Extracted records:

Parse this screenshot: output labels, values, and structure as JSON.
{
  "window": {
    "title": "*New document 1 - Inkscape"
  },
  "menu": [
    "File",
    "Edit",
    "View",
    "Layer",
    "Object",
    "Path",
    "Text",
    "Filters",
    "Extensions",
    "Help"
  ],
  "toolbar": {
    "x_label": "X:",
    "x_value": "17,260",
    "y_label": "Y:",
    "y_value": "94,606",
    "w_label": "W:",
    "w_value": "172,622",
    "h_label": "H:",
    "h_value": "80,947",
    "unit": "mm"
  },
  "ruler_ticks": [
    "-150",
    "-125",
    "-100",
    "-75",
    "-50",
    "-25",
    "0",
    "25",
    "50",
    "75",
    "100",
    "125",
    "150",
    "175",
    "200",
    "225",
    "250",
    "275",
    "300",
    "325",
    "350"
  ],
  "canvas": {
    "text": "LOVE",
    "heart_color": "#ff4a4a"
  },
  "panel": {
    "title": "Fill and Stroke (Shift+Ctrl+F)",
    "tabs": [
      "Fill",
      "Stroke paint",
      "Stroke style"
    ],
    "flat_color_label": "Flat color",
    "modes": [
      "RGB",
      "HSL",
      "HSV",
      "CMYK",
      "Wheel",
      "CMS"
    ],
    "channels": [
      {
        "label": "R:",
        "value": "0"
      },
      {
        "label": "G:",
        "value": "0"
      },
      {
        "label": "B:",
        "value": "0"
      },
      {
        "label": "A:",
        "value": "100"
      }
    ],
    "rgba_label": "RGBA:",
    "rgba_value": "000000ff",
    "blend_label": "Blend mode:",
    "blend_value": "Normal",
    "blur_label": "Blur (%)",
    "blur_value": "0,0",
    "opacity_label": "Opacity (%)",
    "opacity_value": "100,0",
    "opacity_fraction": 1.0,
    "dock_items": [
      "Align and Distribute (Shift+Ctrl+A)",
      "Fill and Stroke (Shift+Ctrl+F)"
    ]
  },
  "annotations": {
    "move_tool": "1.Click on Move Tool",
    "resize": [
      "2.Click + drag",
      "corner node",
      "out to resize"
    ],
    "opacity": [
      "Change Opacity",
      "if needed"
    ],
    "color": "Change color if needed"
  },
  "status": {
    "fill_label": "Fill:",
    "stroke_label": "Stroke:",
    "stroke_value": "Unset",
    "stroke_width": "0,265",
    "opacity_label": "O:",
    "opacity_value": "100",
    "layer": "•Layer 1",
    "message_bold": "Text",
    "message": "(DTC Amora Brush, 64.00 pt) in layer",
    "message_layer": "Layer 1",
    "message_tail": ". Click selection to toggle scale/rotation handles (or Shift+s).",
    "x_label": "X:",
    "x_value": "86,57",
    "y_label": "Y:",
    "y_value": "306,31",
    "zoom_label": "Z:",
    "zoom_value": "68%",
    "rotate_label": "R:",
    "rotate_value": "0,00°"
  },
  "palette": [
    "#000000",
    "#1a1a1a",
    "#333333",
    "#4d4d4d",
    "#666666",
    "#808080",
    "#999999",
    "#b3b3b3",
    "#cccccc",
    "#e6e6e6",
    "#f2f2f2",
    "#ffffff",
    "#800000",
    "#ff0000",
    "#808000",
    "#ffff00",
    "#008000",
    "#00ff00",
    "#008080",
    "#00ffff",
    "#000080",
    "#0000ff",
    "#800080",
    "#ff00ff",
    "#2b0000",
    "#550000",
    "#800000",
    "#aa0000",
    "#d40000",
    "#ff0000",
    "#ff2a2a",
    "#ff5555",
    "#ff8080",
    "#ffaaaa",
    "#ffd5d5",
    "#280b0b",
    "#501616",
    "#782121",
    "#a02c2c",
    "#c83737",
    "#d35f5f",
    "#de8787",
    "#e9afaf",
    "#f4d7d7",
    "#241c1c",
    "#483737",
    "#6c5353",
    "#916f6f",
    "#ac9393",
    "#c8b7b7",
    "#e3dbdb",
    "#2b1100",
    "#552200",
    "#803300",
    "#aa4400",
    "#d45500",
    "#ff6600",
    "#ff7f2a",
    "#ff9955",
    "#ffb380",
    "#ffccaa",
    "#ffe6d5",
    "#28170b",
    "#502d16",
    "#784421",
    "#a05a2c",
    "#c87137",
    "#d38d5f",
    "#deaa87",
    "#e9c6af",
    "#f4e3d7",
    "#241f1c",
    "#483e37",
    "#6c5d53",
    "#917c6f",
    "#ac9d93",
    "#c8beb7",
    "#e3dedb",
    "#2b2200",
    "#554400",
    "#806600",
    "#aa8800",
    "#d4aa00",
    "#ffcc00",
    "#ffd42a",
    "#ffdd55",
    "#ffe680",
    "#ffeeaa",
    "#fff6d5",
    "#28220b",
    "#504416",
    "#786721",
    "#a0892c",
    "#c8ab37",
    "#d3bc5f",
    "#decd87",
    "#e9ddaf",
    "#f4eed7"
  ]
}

What the exercise asks:
Return each entry from the material above exactly as it appears.

Output for this task:
Parse this screenshot: output labels, values, and structure as JSON.
{
  "window": {
    "title": "*New document 1 - Inkscape"
  },
  "menu": [
    "File",
    "Edit",
    "View",
    "Layer",
    "Object",
    "Path",
    "Text",
    "Filters",
    "Extensions",
    "Help"
  ],
  "toolbar": {
    "x_label": "X:",
    "x_value": "17,260",
    "y_label": "Y:",
    "y_value": "94,606",
    "w_label": "W:",
    "w_value": "172,622",
    "h_label": "H:",
    "h_value": "80,947",
    "unit": "mm"
  },
  "ruler_ticks": [
    "-150",
    "-125",
    "-100",
    "-75",
    "-50",
    "-25",
    "0",
    "25",
    "50",
    "75",
    "100",
    "125",
    "150",
    "175",
    "200",
    "225",
    "250",
    "275",
    "300",
    "325",
    "350"
  ],
  "canvas": {
    "text": "LOVE",
    "heart_color": "#ff4a4a"
  },
  "panel": {
    "title": "Fill and Stroke (Shift+Ctrl+F)",
    "tabs": [
      "Fill",
      "Stroke paint",
      "Stroke style"
    ],
    "flat_color_label": "Flat color",
    "modes": [
      "RGB",
      "HSL",
      "HSV",
      "CMYK",
      "Wheel",
      "CMS"
    ],
    "channels": [
      {
        "label": "R:",
        "value": "0"
      },
      {
        "label": "G:",
        "value": "0"
      },
      {
        "label": "B:",
        "value": "0"
      },
      {
        "label": "A:",
        "value": "100"
      }
    ],
    "rgba_label": "RGBA:",
    "rgba_value": "000000ff",
    "blend_label": "Blend mode:",
    "blend_value": "Normal",
    "blur_label": "Blur (%)",
    "blur_value": "0,0",
    "opacity_label": "Opacity (%)",
    "opacity_value": "100,0",
    "opacity_fraction": 1.0,
    "dock_items": [
      "Align and Distribute (Shift+Ctrl+A)",
      "Fill and Stroke (Shift+Ctrl+F)"
    ]
  },
  "annotations": {
    "move_tool": "1.Click on Move Tool",
    "resize": [
      "2.Click + drag",
      "corner node",
      "out to resize"
    ],
    "opacity": [
      "Change Opacity",
      "if needed"
    ],
    "color": "Change color if needed"
  },
  "status": {
    "fill_label": "Fill:",
    "stroke_label": "Stroke:",
    "stroke_value": "Unset",
    "stroke_width": "0,265",
    "opacity_label": "O:",
    "opacity_value": "100",
    "layer": "•Layer 1",
    "message_bold": "Text",
    "message": "(DTC Amora Brush, 64.00 pt) in layer",
    "message_layer": "Layer 1",
    "message_tail": ". Click selection to toggle scale/rotation handles (or Shift+s).",
    "x_label": "X:",
    "x_value": "86,57",
    "y_label": "Y:",
    "y_value": "306,31",
    "zoom_label": "Z:",
    "zoom_value": "68%",
    "rotate_label": "R:",
    "rotate_value": "0,00°"
  },
  "palette": [
    "#000000",
    "#1a1a1a",
    "#333333",
    "#4d4d4d",
    "#666666",
    "#808080",
    "#999999",
    "#b3b3b3",
    "#cccccc",
    "#e6e6e6",
    "#f2f2f2",
    "#ffffff",
    "#800000",
    "#ff0000",
    "#808000",
    "#ffff00",
    "#008000",
    "#00ff00",
    "#008080",
    "#00ffff",
    "#000080",
    "#0000ff",
    "#800080",
    "#ff00ff",
    "#2b0000",
    "#550000",
    "#800000",
    "#aa0000",
    "#d40000",
    "#ff0000",
    "#ff2a2a",
    "#ff5555",
    "#ff8080",
    "#ffaaaa",
    "#ffd5d5",
    "#280b0b",
    "#501616",
    "#782121",
    "#a02c2c",
    "#c83737",
    "#d35f5f",
    "#de8787",
    "#e9afaf",
    "#f4d7d7",
    "#241c1c",
    "#483737",
    "#6c5353",
    "#916f6f",
    "#ac9393",
    "#c8b7b7",
    "#e3dbdb",
    "#2b1100",
    "#552200",
    "#803300",
    "#aa4400",
    "#d45500",
    "#ff6600",
    "#ff7f2a",
    "#ff9955",
    "#ffb380",
    "#ffccaa",
    "#ffe6d5",
    "#28170b",
    "#502d16",
    "#784421",
    "#a05a2c",
    "#c87137",
    "#d38d5f",
    "#deaa87",
    "#e9c6af",
    "#f4e3d7",
    "#241f1c",
    "#483e37",
    "#6c5d53",
    "#917c6f",
    "#ac9d93",
    "#c8beb7",
    "#e3dedb",
    "#2b2200",
    "#554400",
    "#806600",
    "#aa8800",
    "#d4aa00",
    "#ffcc00",
    "#ffd42a",
    "#ffdd55",
    "#ffe680",
    "#ffeeaa",
    "#fff6d5",
    "#28220b",
    "#504416",
    "#786721",
    "#a0892c",
    "#c8ab37",
    "#d3bc5f",
    "#decd87",
    "#e9ddaf",
    "#f4eed7"
  ]
}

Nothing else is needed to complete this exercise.